_RECORDS_
§
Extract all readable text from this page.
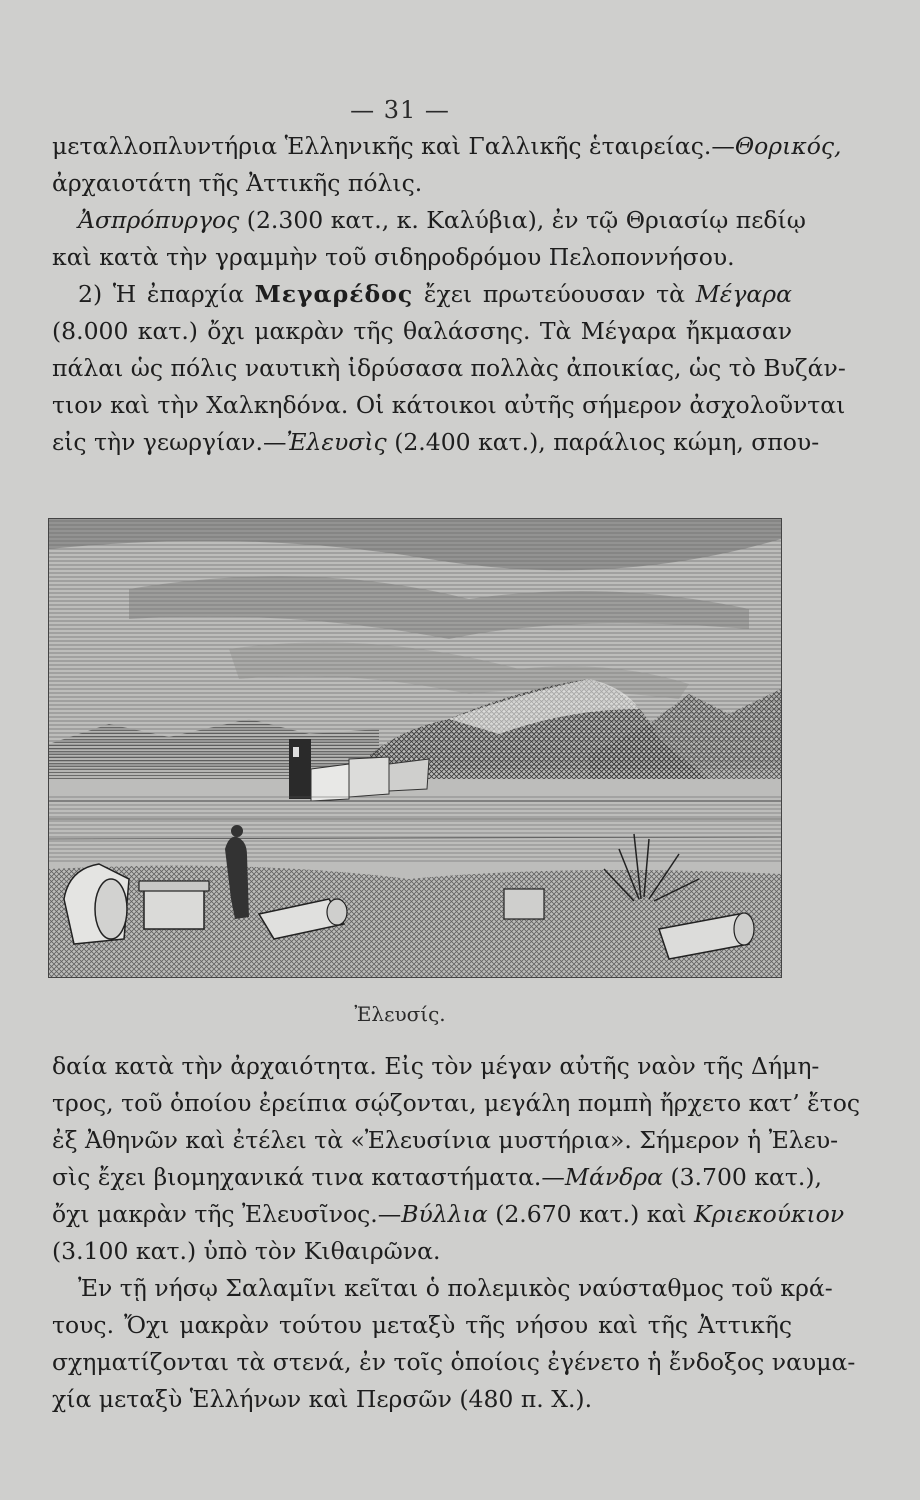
— 31 —
μεταλλοπλυντήρια Ἑλληνικῆς καὶ Γαλλικῆς ἑταιρείας.—Θορικός,
ἀρχαιοτάτη τῆς Ἀττικῆς πόλις.
Ἀσπρόπυργος (2.300 κατ., κ. Καλύβια), ἐν τῷ Θριασίῳ πεδίῳ
καὶ κατὰ τὴν γραμμὴν τοῦ σιδηροδρόμου Πελοποννήσου.
2) Ἡ ἐπαρχία Μεγαρέδος ἔχει πρωτεύουσαν τὰ Μέγαρα
(8.000 κατ.) ὄχι μακρὰν τῆς θαλάσσης. Τὰ Μέγαρα ἤκμασαν
πάλαι ὡς πόλις ναυτικὴ ἱδρύσασα πολλὰς ἀποικίας, ὡς τὸ Βυζάν-
τιον καὶ τὴν Χαλκηδόνα. Οἱ κάτοικοι αὐτῆς σήμερον ἀσχολοῦνται
εἰς τὴν γεωργίαν.—Ἐλευσὶς (2.400 κατ.), παράλιος κώμη, σπου-
Ἐλευσίς.
δαία κατὰ τὴν ἀρχαιότητα. Εἰς τὸν μέγαν αὐτῆς ναὸν τῆς Δήμη-
τρος, τοῦ ὁποίου ἐρείπια σῴζονται, μεγάλη πομπὴ ἤρχετο κατ’ ἔτος
ἐξ Ἀθηνῶν καὶ ἐτέλει τὰ «Ἐλευσίνια μυστήρια». Σήμερον ἡ Ἐλευ-
σὶς ἔχει βιομηχανικά τινα καταστήματα.—Μάνδρα (3.700 κατ.),
ὄχι μακρὰν τῆς Ἐλευσῖνος.—Βύλλια (2.670 κατ.) καὶ Κριεκούκιον
(3.100 κατ.) ὑπὸ τὸν Κιθαιρῶνα.
Ἐν τῇ νήσῳ Σαλαμῖνι κεῖται ὁ πολεμικὸς ναύσταθμος τοῦ κρά-
τους. Ὄχι μακρὰν τούτου μεταξὺ τῆς νήσου καὶ τῆς Ἀττικῆς
σχηματίζονται τὰ στενά, ἐν τοῖς ὁποίοις ἐγένετο ἡ ἔνδοξος ναυμα-
χία μεταξὺ Ἑλλήνων καὶ Περσῶν (480 π. Χ.).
§
_WHAT TO DO_
Omit every picture, and otherwise quote the entries exactly.

_THE RESPONSE_
Extract all readable text from this page.
— 31 —
μεταλλοπλυντήρια Ἑλληνικῆς καὶ Γαλλικῆς ἑταιρείας.—Θορικός,
ἀρχαιοτάτη τῆς Ἀττικῆς πόλις.
Ἀσπρόπυργος (2.300 κατ., κ. Καλύβια), ἐν τῷ Θριασίῳ πεδίῳ
καὶ κατὰ τὴν γραμμὴν τοῦ σιδηροδρόμου Πελοποννήσου.
2) Ἡ ἐπαρχία Μεγαρέδος ἔχει πρωτεύουσαν τὰ Μέγαρα
(8.000 κατ.) ὄχι μακρὰν τῆς θαλάσσης. Τὰ Μέγαρα ἤκμασαν
πάλαι ὡς πόλις ναυτικὴ ἱδρύσασα πολλὰς ἀποικίας, ὡς τὸ Βυζάν-
τιον καὶ τὴν Χαλκηδόνα. Οἱ κάτοικοι αὐτῆς σήμερον ἀσχολοῦνται
εἰς τὴν γεωργίαν.—Ἐλευσὶς (2.400 κατ.), παράλιος κώμη, σπου-
Ἐλευσίς.
δαία κατὰ τὴν ἀρχαιότητα. Εἰς τὸν μέγαν αὐτῆς ναὸν τῆς Δήμη-
τρος, τοῦ ὁποίου ἐρείπια σῴζονται, μεγάλη πομπὴ ἤρχετο κατ’ ἔτος
ἐξ Ἀθηνῶν καὶ ἐτέλει τὰ «Ἐλευσίνια μυστήρια». Σήμερον ἡ Ἐλευ-
σὶς ἔχει βιομηχανικά τινα καταστήματα.—Μάνδρα (3.700 κατ.),
ὄχι μακρὰν τῆς Ἐλευσῖνος.—Βύλλια (2.670 κατ.) καὶ Κριεκούκιον
(3.100 κατ.) ὑπὸ τὸν Κιθαιρῶνα.
Ἐν τῇ νήσῳ Σαλαμῖνι κεῖται ὁ πολεμικὸς ναύσταθμος τοῦ κρά-
τους. Ὄχι μακρὰν τούτου μεταξὺ τῆς νήσου καὶ τῆς Ἀττικῆς
σχηματίζονται τὰ στενά, ἐν τοῖς ὁποίοις ἐγένετο ἡ ἔνδοξος ναυμα-
χία μεταξὺ Ἑλλήνων καὶ Περσῶν (480 π. Χ.).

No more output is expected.